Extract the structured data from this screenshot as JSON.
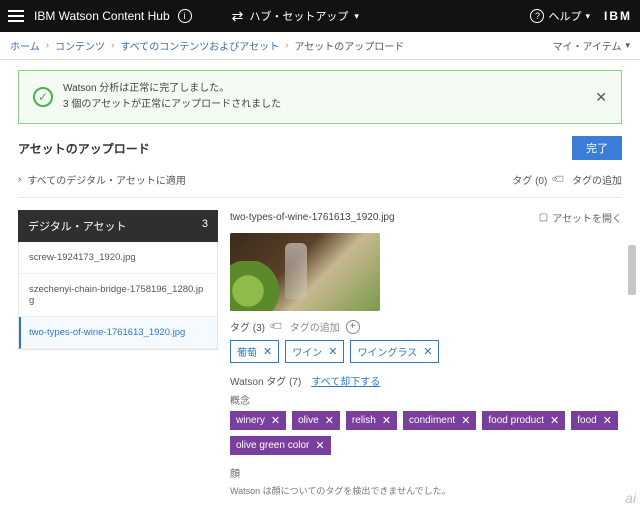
{
  "topbar": {
    "brand": "IBM Watson Content Hub",
    "hub_setup": "ハブ・セットアップ",
    "help": "ヘルプ",
    "logo": "IBM"
  },
  "breadcrumb": {
    "items": [
      "ホーム",
      "コンテンツ",
      "すべてのコンテンツおよびアセット",
      "アセットのアップロード"
    ],
    "my_items": "マイ・アイテム"
  },
  "alert": {
    "line1": "Watson 分析は正常に完了しました。",
    "line2": "3 個のアセットが正常にアップロードされました"
  },
  "heading": "アセットのアップロード",
  "done_button": "完了",
  "apply_all": "すべてのデジタル・アセットに適用",
  "tag_header": "タグ (0)",
  "add_tag": "タグの追加",
  "digital_assets": {
    "title": "デジタル・アセット",
    "count": "3",
    "items": [
      "screw-1924173_1920.jpg",
      "szechenyi-chain-bridge-1758196_1280.jpg",
      "two-types-of-wine-1761613_1920.jpg"
    ],
    "selected_index": 2
  },
  "detail": {
    "filename": "two-types-of-wine-1761613_1920.jpg",
    "open_asset": "アセットを開く",
    "tag_count_label": "タグ (3)",
    "add_tag_placeholder": "タグの追加",
    "user_tags": [
      "葡萄",
      "ワイン",
      "ワイングラス"
    ],
    "watson_tag_label": "Watson タグ (7)",
    "reject_all": "すべて却下する",
    "concept_label": "概念",
    "watson_tags": [
      "winery",
      "olive",
      "relish",
      "condiment",
      "food product",
      "food",
      "olive green color"
    ],
    "color_label": "顔",
    "no_detect_note": "Watson は顔についてのタグを検出できませんでした。"
  },
  "watermark": "ai"
}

• Work instructions
Copy the entries exactly. Leave out the images.

• Complete output
Extract the structured data from this screenshot as JSON.
{
  "topbar": {
    "brand": "IBM Watson Content Hub",
    "hub_setup": "ハブ・セットアップ",
    "help": "ヘルプ",
    "logo": "IBM"
  },
  "breadcrumb": {
    "items": [
      "ホーム",
      "コンテンツ",
      "すべてのコンテンツおよびアセット",
      "アセットのアップロード"
    ],
    "my_items": "マイ・アイテム"
  },
  "alert": {
    "line1": "Watson 分析は正常に完了しました。",
    "line2": "3 個のアセットが正常にアップロードされました"
  },
  "heading": "アセットのアップロード",
  "done_button": "完了",
  "apply_all": "すべてのデジタル・アセットに適用",
  "tag_header": "タグ (0)",
  "add_tag": "タグの追加",
  "digital_assets": {
    "title": "デジタル・アセット",
    "count": "3",
    "items": [
      "screw-1924173_1920.jpg",
      "szechenyi-chain-bridge-1758196_1280.jpg",
      "two-types-of-wine-1761613_1920.jpg"
    ],
    "selected_index": 2
  },
  "detail": {
    "filename": "two-types-of-wine-1761613_1920.jpg",
    "open_asset": "アセットを開く",
    "tag_count_label": "タグ (3)",
    "add_tag_placeholder": "タグの追加",
    "user_tags": [
      "葡萄",
      "ワイン",
      "ワイングラス"
    ],
    "watson_tag_label": "Watson タグ (7)",
    "reject_all": "すべて却下する",
    "concept_label": "概念",
    "watson_tags": [
      "winery",
      "olive",
      "relish",
      "condiment",
      "food product",
      "food",
      "olive green color"
    ],
    "color_label": "顔",
    "no_detect_note": "Watson は顔についてのタグを検出できませんでした。"
  },
  "watermark": "ai"
}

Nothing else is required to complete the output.